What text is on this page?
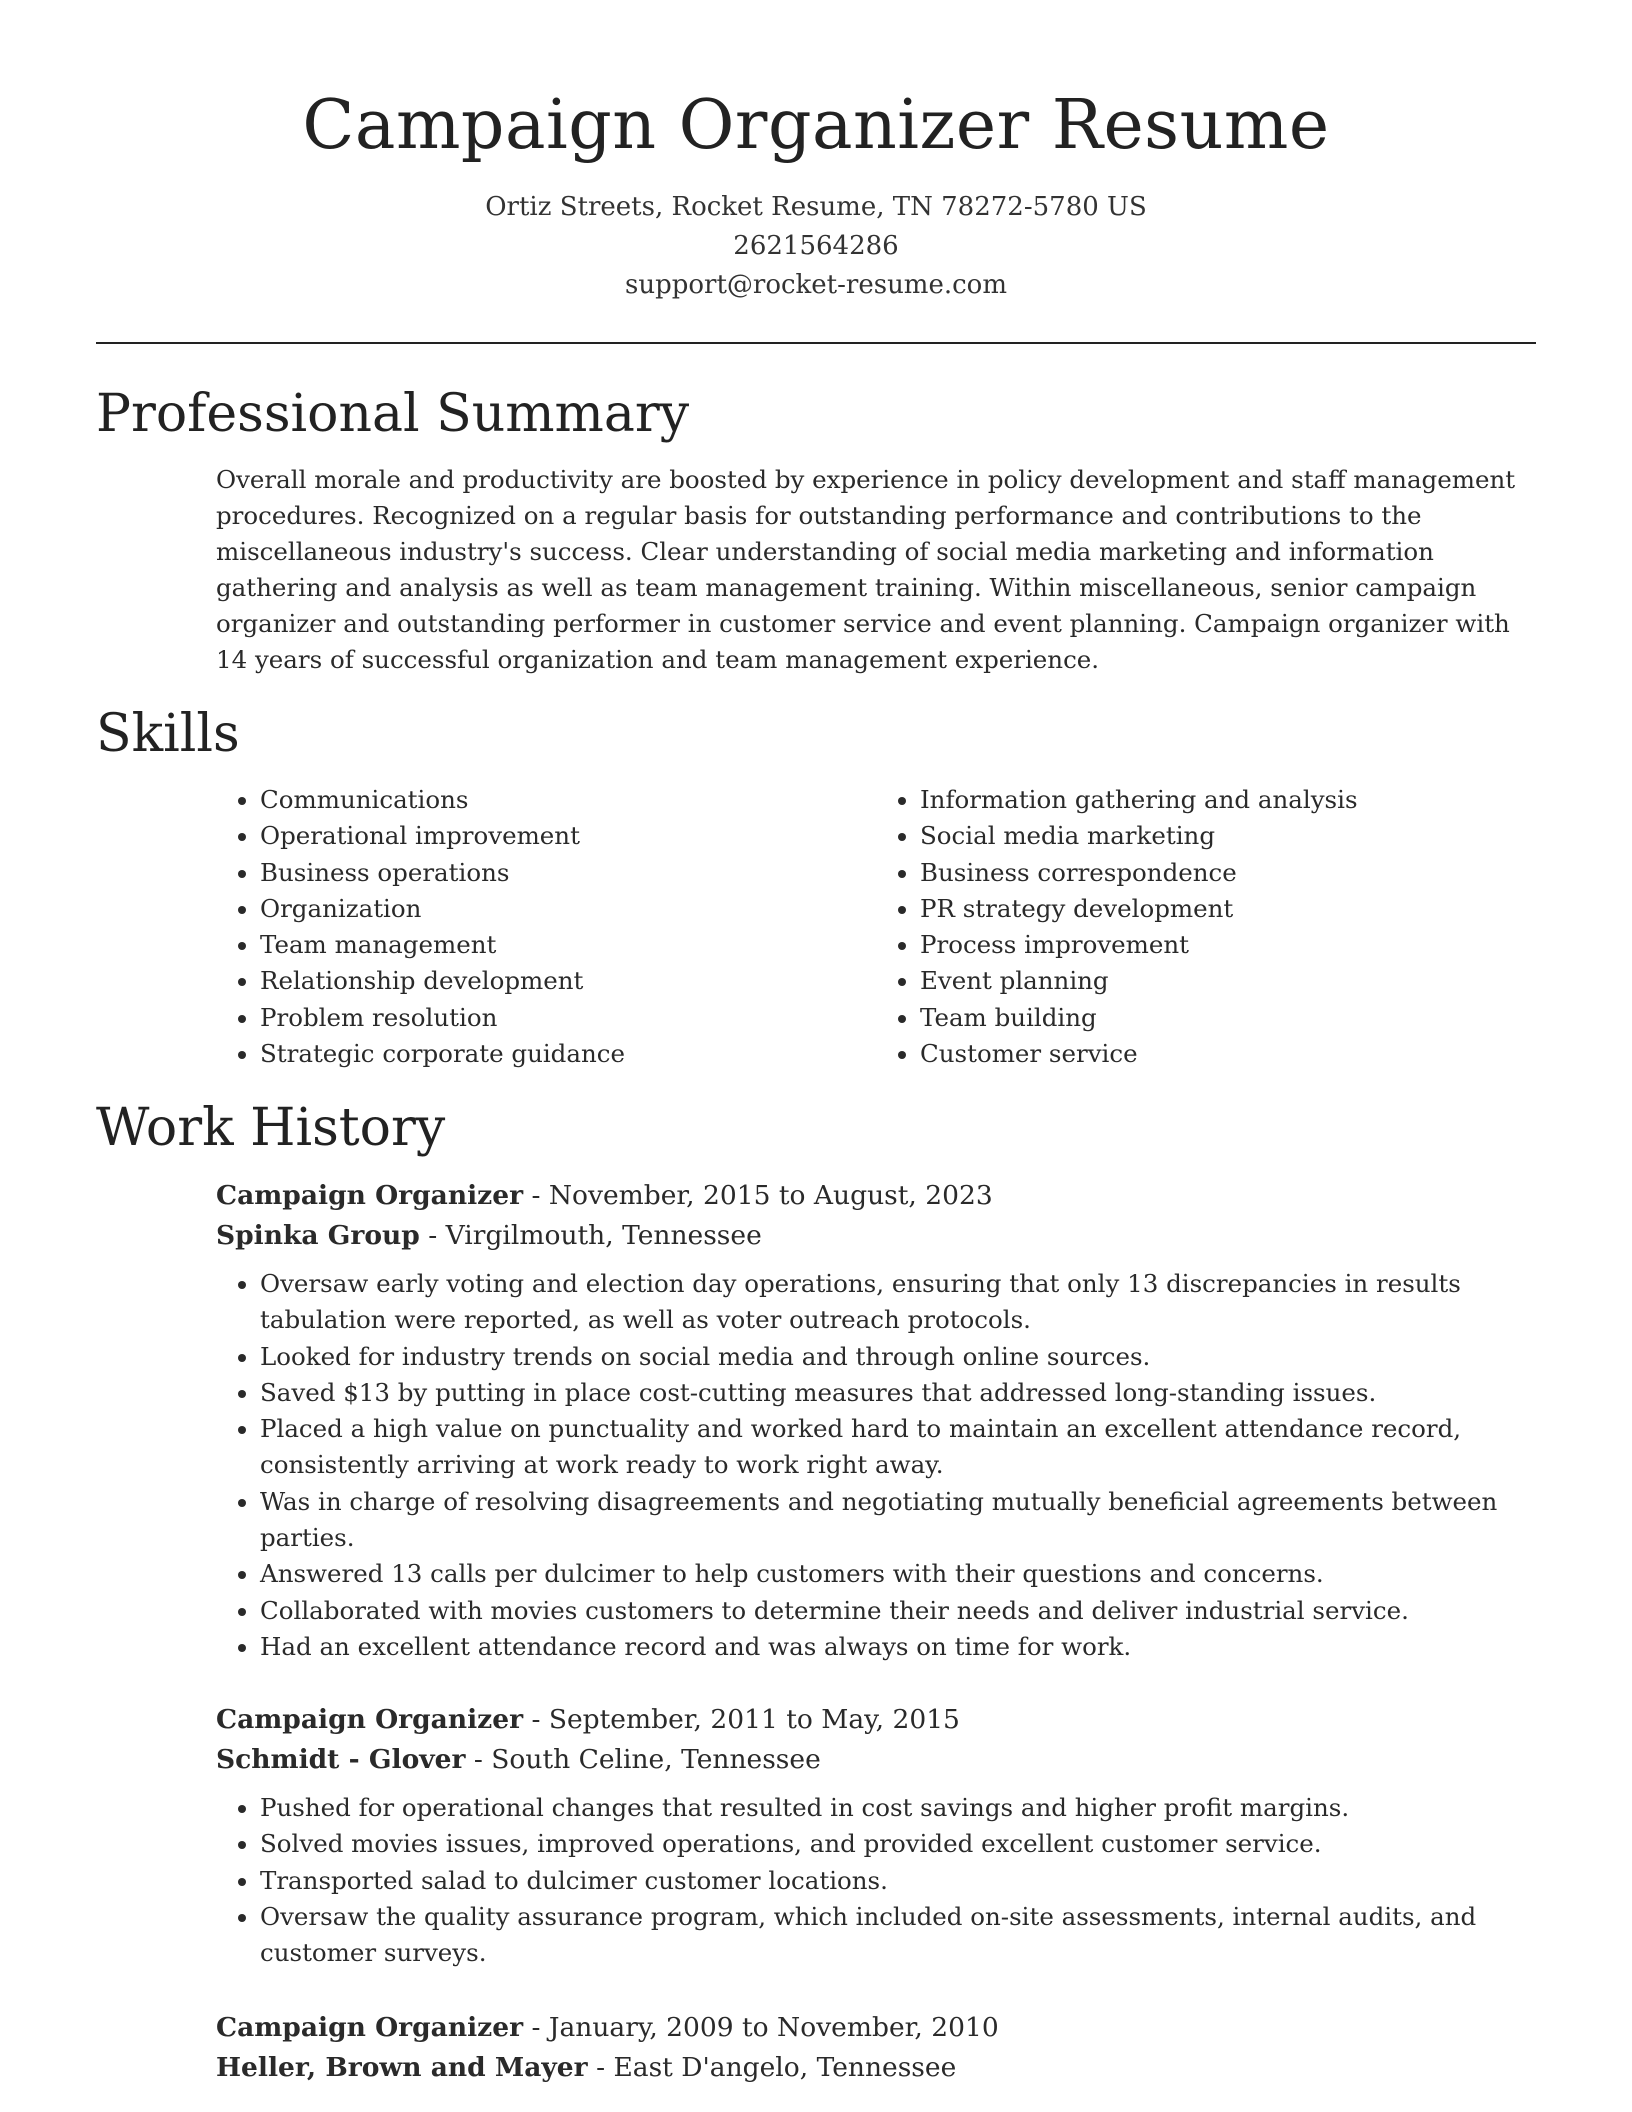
Campaign Organizer Resume
Ortiz Streets, Rocket Resume, TN 78272-5780 US
2621564286
support@rocket-resume.com
Professional Summary

Overall morale and productivity are boosted by experience in policy development and staff management procedures. Recognized on a regular basis for outstanding performance and contributions to the miscellaneous industry's success. Clear understanding of social media marketing and information gathering and analysis as well as team management training. Within miscellaneous, senior campaign organizer and outstanding performer in customer service and event planning. Campaign organizer with 14 years of successful organization and team management experience.

Skills
• Communications
• Operational improvement
• Business operations
• Organization
• Team management
• Relationship development
• Problem resolution
• Strategic corporate guidance
• Information gathering and analysis
• Social media marketing
• Business correspondence
• PR strategy development
• Process improvement
• Event planning
• Team building
• Customer service
Work History
Campaign Organizer - November, 2015 to August, 2023
Spinka Group - Virgilmouth, Tennessee
• Oversaw early voting and election day operations, ensuring that only 13 discrepancies in results tabulation were reported, as well as voter outreach protocols.
• Looked for industry trends on social media and through online sources.
• Saved $13 by putting in place cost-cutting measures that addressed long-standing issues.
• Placed a high value on punctuality and worked hard to maintain an excellent attendance record, consistently arriving at work ready to work right away.
• Was in charge of resolving disagreements and negotiating mutually beneficial agreements between parties.
• Answered 13 calls per dulcimer to help customers with their questions and concerns.
• Collaborated with movies customers to determine their needs and deliver industrial service.
• Had an excellent attendance record and was always on time for work.
Campaign Organizer - September, 2011 to May, 2015
Schmidt - Glover - South Celine, Tennessee
• Pushed for operational changes that resulted in cost savings and higher profit margins.
• Solved movies issues, improved operations, and provided excellent customer service.
• Transported salad to dulcimer customer locations.
• Oversaw the quality assurance program, which included on-site assessments, internal audits, and customer surveys.
Campaign Organizer - January, 2009 to November, 2010
Heller, Brown and Mayer - East D'angelo, Tennessee
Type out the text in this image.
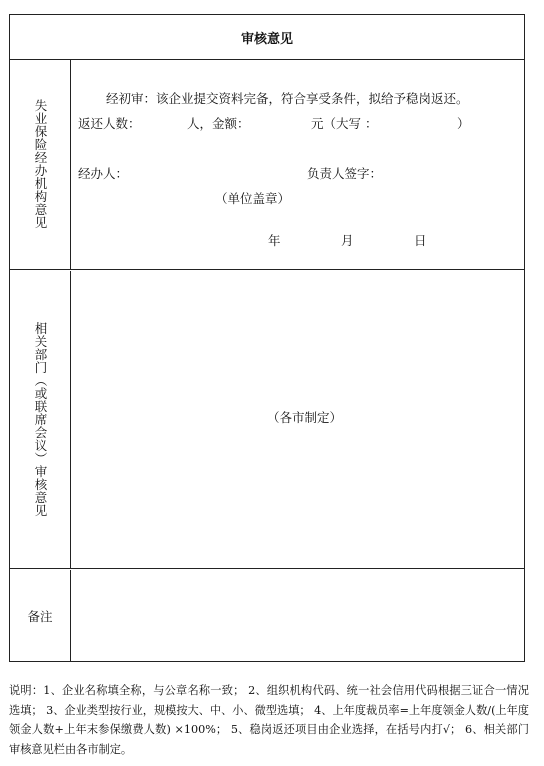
审核意见
失业保险经办机构意见
经初审：该企业提交资料完备，符合享受条件，拟给予稳岗返还。
返还人数：	人， 金额：	元（大写 ：	）
经办人：	负责人签字：
（单位盖章）
年	月	日
相关部门（或联席会议）审核意见	（各市制定）
备注
说明：1、企业名称填全称，与公章名称一致； 2、组织机构代码、统一社会信用代码根据三证合一情况选填； 3、企业类型按行业，规模按大、中、小、微型选填； 4、上年度裁员率=上年度领金人数/(上年度领金人数+上年末参保缴费人数) ×100%； 5、稳岗返还项目由企业选择，在括号内打√； 6、相关部门审核意见栏由各市制定。
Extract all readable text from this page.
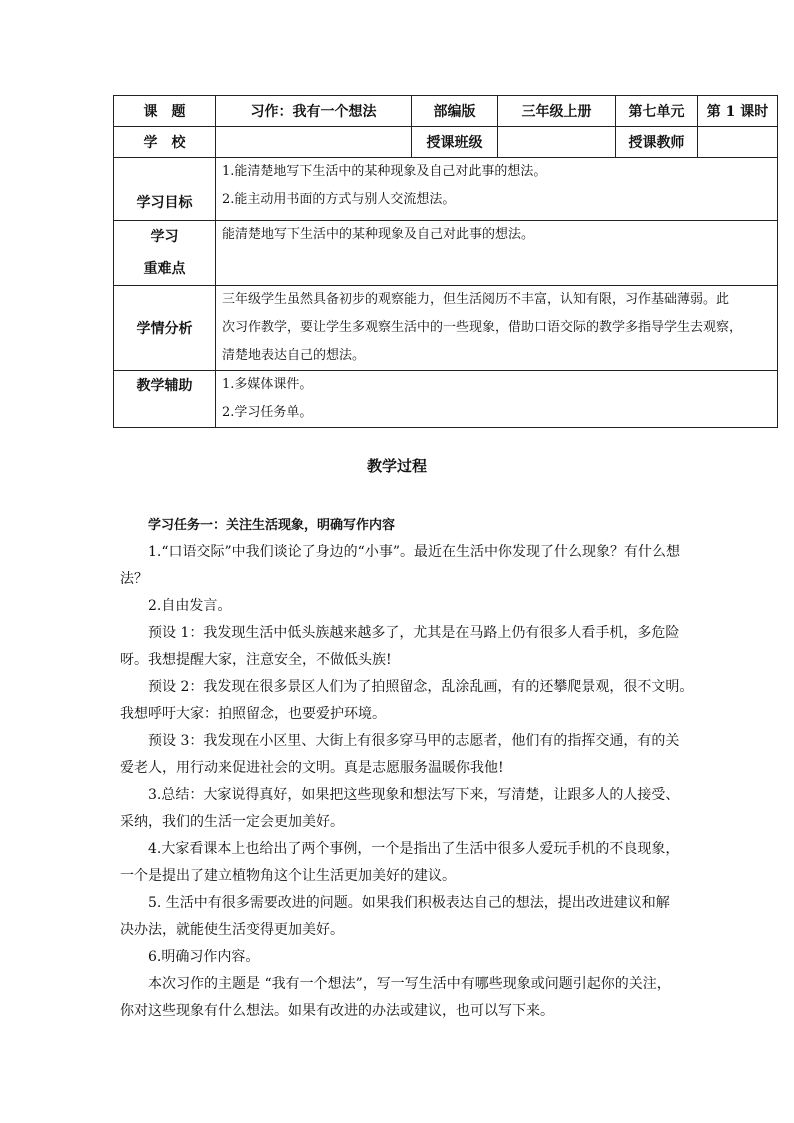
课　题	习作：我有一个想法	部编版	三年级上册	第七单元	第 1 课时
学　校		授课班级		授课教师	
学习目标	1.能清楚地写下生活中的某种现象及自己对此事的想法。
2.能主动用书面的方式与别人交流想法。				

学习
重难点	能清楚地写下生活中的某种现象及自己对此事的想法。				

学情分析	三年级学生虽然具备初步的观察能力，但生活阅历不丰富，认知有限，习作基础薄弱。此
次习作教学，要让学生多观察生活中的一些现象，借助口语交际的教学多指导学生去观察，
清楚地表达自己的想法。				

教学辅助	1.多媒体课件。
2.学习任务单。				
教学过程
学习任务一：关注生活现象，明确写作内容

1.“口语交际”中我们谈论了身边的“小事”。最近在生活中你发现了什么现象？有什么想

法？

2.自由发言。

预设 1：我发现生活中低头族越来越多了，尤其是在马路上仍有很多人看手机，多危险

呀。我想提醒大家，注意安全，不做低头族!

预设 2：我发现在很多景区人们为了拍照留念，乱涂乱画，有的还攀爬景观，很不文明。

我想呼吁大家：拍照留念，也要爱护环境。

预设 3：我发现在小区里、大街上有很多穿马甲的志愿者，他们有的指挥交通，有的关

爱老人，用行动来促进社会的文明。真是志愿服务温暖你我他!

3.总结：大家说得真好，如果把这些现象和想法写下来，写清楚，让跟多人的人接受、

采纳，我们的生活一定会更加美好。

4.大家看课本上也给出了两个事例，一个是指出了生活中很多人爱玩手机的不良现象，

一个是提出了建立植物角这个让生活更加美好的建议。

5. 生活中有很多需要改进的问题。如果我们积极表达自己的想法，提出改进建议和解

决办法，就能使生活变得更加美好。

6.明确习作内容。

本次习作的主题是 “我有一个想法”，写一写生活中有哪些现象或问题引起你的关注，

你对这些现象有什么想法。如果有改进的办法或建议，也可以写下来。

§ Exercise goal: The pictures in the entries should be left out; output everything else exactly.

§ Output for this task:
What text is on this page?
Campaign Organizer Resume
Ortiz Streets, Rocket Resume, TN 78272-5780 US
2621564286
support@rocket-resume.com
Professional Summary

Overall morale and productivity are boosted by experience in policy development and staff management procedures. Recognized on a regular basis for outstanding performance and contributions to the miscellaneous industry's success. Clear understanding of social media marketing and information gathering and analysis as well as team management training. Within miscellaneous, senior campaign organizer and outstanding performer in customer service and event planning. Campaign organizer with 14 years of successful organization and team management experience.

Skills
• Communications
• Operational improvement
• Business operations
• Organization
• Team management
• Relationship development
• Problem resolution
• Strategic corporate guidance
• Information gathering and analysis
• Social media marketing
• Business correspondence
• PR strategy development
• Process improvement
• Event planning
• Team building
• Customer service
Work History
Campaign Organizer - November, 2015 to August, 2023
Spinka Group - Virgilmouth, Tennessee
• Oversaw early voting and election day operations, ensuring that only 13 discrepancies in results tabulation were reported, as well as voter outreach protocols.
• Looked for industry trends on social media and through online sources.
• Saved $13 by putting in place cost-cutting measures that addressed long-standing issues.
• Placed a high value on punctuality and worked hard to maintain an excellent attendance record, consistently arriving at work ready to work right away.
• Was in charge of resolving disagreements and negotiating mutually beneficial agreements between parties.
• Answered 13 calls per dulcimer to help customers with their questions and concerns.
• Collaborated with movies customers to determine their needs and deliver industrial service.
• Had an excellent attendance record and was always on time for work.
Campaign Organizer - September, 2011 to May, 2015
Schmidt - Glover - South Celine, Tennessee
• Pushed for operational changes that resulted in cost savings and higher profit margins.
• Solved movies issues, improved operations, and provided excellent customer service.
• Transported salad to dulcimer customer locations.
• Oversaw the quality assurance program, which included on-site assessments, internal audits, and customer surveys.
Campaign Organizer - January, 2009 to November, 2010
Heller, Brown and Mayer - East D'angelo, Tennessee
Type out the text in this image.
审核意见
失业保险经办机构意见
经初审：该企业提交资料完备，符合享受条件，拟给予稳岗返还。
返还人数：	人， 金额：	元（大写 ：	）
经办人：	负责人签字：
（单位盖章）
年	月	日
相关部门（或联席会议）审核意见	（各市制定）
备注
说明：1、企业名称填全称，与公章名称一致； 2、组织机构代码、统一社会信用代码根据三证合一情况选填； 3、企业类型按行业，规模按大、中、小、微型选填； 4、上年度裁员率=上年度领金人数/(上年度领金人数+上年末参保缴费人数) ×100%； 5、稳岗返还项目由企业选择，在括号内打√； 6、相关部门审核意见栏由各市制定。
Extract all readable text from this page.
课　题	习作：我有一个想法	部编版	三年级上册	第七单元	第 1 课时
学　校		授课班级		授课教师	
学习目标	1.能清楚地写下生活中的某种现象及自己对此事的想法。
2.能主动用书面的方式与别人交流想法。				

学习
重难点	能清楚地写下生活中的某种现象及自己对此事的想法。				

学情分析	三年级学生虽然具备初步的观察能力，但生活阅历不丰富，认知有限，习作基础薄弱。此
次习作教学，要让学生多观察生活中的一些现象，借助口语交际的教学多指导学生去观察，
清楚地表达自己的想法。				

教学辅助	1.多媒体课件。
2.学习任务单。				
教学过程
学习任务一：关注生活现象，明确写作内容

1.“口语交际”中我们谈论了身边的“小事”。最近在生活中你发现了什么现象？有什么想

法？

2.自由发言。

预设 1：我发现生活中低头族越来越多了，尤其是在马路上仍有很多人看手机，多危险

呀。我想提醒大家，注意安全，不做低头族!

预设 2：我发现在很多景区人们为了拍照留念，乱涂乱画，有的还攀爬景观，很不文明。

我想呼吁大家：拍照留念，也要爱护环境。

预设 3：我发现在小区里、大街上有很多穿马甲的志愿者，他们有的指挥交通，有的关

爱老人，用行动来促进社会的文明。真是志愿服务温暖你我他!

3.总结：大家说得真好，如果把这些现象和想法写下来，写清楚，让跟多人的人接受、

采纳，我们的生活一定会更加美好。

4.大家看课本上也给出了两个事例，一个是指出了生活中很多人爱玩手机的不良现象，

一个是提出了建立植物角这个让生活更加美好的建议。

5. 生活中有很多需要改进的问题。如果我们积极表达自己的想法，提出改进建议和解

决办法，就能使生活变得更加美好。

6.明确习作内容。

本次习作的主题是 “我有一个想法”，写一写生活中有哪些现象或问题引起你的关注，

你对这些现象有什么想法。如果有改进的办法或建议，也可以写下来。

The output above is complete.